▸ **The problem**
Search the listing for "title" and copy every line where it appears.

▸ **Data lines**
>>>

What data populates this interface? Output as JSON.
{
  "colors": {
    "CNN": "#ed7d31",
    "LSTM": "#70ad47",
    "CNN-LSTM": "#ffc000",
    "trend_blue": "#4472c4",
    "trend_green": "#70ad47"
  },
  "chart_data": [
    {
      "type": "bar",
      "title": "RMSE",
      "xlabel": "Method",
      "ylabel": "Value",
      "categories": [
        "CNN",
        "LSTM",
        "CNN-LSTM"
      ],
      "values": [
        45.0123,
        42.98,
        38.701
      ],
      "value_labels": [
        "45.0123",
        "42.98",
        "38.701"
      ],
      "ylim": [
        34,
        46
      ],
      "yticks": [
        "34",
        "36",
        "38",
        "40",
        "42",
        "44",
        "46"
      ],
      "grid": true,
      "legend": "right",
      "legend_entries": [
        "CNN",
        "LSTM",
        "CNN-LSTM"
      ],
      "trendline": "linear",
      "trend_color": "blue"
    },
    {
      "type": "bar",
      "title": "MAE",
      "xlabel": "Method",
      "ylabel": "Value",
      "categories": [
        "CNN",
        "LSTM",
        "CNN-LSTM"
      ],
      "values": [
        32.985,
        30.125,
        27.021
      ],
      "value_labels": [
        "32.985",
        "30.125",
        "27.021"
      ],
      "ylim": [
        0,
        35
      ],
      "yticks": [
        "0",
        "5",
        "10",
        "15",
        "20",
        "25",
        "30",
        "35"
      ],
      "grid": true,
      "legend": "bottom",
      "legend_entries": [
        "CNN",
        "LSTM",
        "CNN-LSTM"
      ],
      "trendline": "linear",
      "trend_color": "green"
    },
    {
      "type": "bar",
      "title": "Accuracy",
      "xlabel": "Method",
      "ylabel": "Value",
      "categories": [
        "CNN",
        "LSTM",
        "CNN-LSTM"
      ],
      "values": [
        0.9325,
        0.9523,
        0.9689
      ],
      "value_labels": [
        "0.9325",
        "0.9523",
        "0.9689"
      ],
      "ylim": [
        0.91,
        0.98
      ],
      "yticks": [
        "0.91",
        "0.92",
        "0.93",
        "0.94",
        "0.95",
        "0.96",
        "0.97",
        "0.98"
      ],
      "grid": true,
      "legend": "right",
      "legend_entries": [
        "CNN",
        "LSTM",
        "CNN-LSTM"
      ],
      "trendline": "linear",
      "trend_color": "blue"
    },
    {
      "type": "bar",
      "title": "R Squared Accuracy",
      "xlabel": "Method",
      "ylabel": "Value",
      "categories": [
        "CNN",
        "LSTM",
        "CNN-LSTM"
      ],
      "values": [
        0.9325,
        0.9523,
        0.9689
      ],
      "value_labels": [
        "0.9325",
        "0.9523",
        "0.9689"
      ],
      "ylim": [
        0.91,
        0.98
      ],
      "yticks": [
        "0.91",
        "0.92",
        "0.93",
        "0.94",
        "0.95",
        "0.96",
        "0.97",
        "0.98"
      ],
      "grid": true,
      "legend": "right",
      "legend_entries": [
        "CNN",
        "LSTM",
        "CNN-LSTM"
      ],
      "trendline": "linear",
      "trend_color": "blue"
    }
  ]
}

<<<

▸ **Result of the task**
      "title": "RMSE",
      "title": "MAE",
      "title": "Accuracy",
      "title": "R Squared Accuracy",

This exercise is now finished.